DATA LISTING:

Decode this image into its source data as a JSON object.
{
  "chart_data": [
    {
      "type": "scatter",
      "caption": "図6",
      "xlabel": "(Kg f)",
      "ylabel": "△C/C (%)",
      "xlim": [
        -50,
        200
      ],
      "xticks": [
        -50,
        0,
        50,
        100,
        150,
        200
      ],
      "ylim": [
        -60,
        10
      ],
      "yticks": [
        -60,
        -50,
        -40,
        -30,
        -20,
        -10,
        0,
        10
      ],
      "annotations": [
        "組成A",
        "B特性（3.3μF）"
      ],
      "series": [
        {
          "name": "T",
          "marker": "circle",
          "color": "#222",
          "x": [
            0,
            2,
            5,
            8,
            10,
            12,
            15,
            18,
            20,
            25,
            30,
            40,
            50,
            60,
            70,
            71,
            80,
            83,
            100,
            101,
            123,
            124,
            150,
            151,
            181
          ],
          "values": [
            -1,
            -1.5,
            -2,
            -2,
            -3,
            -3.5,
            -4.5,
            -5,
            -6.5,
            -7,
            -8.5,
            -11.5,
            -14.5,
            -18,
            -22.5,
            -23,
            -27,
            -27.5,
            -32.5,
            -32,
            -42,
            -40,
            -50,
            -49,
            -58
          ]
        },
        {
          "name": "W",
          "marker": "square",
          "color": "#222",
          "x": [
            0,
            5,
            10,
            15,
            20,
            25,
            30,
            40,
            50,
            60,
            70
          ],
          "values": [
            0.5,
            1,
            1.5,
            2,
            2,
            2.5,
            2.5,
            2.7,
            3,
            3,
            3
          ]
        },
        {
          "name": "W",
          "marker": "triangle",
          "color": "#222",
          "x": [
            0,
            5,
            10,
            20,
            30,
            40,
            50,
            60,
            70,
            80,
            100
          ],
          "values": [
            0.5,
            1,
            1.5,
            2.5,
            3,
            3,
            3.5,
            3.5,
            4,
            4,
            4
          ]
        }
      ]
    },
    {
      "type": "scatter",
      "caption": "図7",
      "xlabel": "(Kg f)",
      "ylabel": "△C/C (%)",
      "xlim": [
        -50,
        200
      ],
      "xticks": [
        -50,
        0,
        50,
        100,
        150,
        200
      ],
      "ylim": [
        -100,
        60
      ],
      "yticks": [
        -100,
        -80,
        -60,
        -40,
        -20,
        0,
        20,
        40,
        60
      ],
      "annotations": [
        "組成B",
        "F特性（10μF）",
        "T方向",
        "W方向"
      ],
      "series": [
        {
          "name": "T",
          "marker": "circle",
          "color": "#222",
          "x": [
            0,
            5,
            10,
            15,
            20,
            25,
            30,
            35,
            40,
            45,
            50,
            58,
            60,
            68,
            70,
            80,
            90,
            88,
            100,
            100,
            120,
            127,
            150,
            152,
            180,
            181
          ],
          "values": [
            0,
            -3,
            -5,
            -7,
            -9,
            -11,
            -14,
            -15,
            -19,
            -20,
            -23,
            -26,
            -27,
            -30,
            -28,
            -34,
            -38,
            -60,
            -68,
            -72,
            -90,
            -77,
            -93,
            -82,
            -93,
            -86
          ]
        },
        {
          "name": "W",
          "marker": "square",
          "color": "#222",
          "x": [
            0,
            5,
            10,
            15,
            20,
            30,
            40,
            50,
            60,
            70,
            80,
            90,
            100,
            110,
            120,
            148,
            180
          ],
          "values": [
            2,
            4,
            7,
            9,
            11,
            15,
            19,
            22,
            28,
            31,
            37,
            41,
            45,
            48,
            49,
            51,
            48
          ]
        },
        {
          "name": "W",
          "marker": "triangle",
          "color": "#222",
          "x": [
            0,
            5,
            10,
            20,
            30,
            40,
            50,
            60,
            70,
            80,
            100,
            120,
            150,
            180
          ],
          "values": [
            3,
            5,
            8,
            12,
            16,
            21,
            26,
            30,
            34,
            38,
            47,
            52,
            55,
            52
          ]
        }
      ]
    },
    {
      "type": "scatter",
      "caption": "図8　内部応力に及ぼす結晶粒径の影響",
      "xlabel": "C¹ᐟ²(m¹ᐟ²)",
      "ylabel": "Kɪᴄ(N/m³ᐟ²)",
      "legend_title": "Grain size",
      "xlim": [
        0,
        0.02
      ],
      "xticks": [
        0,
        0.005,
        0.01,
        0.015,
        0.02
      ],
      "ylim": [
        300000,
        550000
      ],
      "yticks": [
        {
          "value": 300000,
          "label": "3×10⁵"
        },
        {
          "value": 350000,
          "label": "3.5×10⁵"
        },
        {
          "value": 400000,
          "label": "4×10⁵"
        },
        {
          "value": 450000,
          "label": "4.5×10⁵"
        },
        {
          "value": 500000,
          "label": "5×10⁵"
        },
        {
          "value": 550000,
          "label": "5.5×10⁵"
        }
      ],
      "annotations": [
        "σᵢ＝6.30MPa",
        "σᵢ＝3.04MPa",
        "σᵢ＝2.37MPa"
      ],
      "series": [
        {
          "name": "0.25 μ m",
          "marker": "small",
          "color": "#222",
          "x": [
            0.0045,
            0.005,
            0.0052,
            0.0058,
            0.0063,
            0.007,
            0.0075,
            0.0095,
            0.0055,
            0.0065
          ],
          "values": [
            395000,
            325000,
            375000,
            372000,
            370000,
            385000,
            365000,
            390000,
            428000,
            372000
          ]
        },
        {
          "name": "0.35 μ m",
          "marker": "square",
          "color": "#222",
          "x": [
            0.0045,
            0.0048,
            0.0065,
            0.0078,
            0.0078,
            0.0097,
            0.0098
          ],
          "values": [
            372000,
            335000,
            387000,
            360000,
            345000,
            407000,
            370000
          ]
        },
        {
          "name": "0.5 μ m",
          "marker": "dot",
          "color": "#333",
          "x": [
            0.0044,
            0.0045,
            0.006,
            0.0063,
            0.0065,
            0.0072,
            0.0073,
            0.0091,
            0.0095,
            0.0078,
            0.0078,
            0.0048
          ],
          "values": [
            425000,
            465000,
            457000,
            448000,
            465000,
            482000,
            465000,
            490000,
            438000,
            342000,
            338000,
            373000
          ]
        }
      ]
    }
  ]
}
...
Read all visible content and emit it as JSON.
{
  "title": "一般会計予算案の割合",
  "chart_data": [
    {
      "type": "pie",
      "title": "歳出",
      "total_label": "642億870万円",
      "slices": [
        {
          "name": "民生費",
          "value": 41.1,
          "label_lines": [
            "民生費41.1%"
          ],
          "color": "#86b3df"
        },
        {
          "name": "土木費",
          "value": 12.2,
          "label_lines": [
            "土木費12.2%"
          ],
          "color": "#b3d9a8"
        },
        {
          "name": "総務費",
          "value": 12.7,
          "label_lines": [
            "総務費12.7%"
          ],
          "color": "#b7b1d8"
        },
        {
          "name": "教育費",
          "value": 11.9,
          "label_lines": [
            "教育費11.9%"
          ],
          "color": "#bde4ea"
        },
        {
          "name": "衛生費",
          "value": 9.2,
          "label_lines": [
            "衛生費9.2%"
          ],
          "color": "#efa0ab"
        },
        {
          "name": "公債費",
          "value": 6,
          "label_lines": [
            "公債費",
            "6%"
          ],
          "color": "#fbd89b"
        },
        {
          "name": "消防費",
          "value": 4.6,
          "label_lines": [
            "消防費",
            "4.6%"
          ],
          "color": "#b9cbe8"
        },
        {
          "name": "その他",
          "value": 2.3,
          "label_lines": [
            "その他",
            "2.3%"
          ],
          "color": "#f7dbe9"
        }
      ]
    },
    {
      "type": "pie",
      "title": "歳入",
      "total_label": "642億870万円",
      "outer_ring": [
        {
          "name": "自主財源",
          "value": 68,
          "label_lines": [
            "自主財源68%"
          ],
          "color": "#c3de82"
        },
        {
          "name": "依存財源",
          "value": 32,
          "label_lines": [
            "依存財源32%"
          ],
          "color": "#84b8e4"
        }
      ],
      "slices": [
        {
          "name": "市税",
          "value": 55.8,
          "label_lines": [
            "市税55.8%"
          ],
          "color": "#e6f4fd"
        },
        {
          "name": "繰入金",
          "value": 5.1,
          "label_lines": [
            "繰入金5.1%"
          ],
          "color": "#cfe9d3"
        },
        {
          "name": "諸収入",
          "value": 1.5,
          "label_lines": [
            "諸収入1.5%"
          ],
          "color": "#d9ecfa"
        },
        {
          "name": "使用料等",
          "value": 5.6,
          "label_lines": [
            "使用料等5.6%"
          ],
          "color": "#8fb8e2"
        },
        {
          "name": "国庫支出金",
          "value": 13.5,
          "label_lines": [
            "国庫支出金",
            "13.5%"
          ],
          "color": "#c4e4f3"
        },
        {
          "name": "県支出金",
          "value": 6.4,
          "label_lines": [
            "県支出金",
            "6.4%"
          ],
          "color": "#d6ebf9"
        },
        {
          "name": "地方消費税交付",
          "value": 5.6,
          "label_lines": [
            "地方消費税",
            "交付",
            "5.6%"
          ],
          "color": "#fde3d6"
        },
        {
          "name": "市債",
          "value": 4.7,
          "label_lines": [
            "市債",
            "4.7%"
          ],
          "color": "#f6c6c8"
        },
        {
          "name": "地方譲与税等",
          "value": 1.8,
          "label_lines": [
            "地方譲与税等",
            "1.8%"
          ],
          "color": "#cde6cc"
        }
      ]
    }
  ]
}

WHAT YOU WILL DO: Lines from the records above that hold "caption" are the ones to list.

THE OUTPUT:
      "caption": "図6",
      "caption": "図7",
      "caption": "図8　内部応力に及ぼす結晶粒径の影響",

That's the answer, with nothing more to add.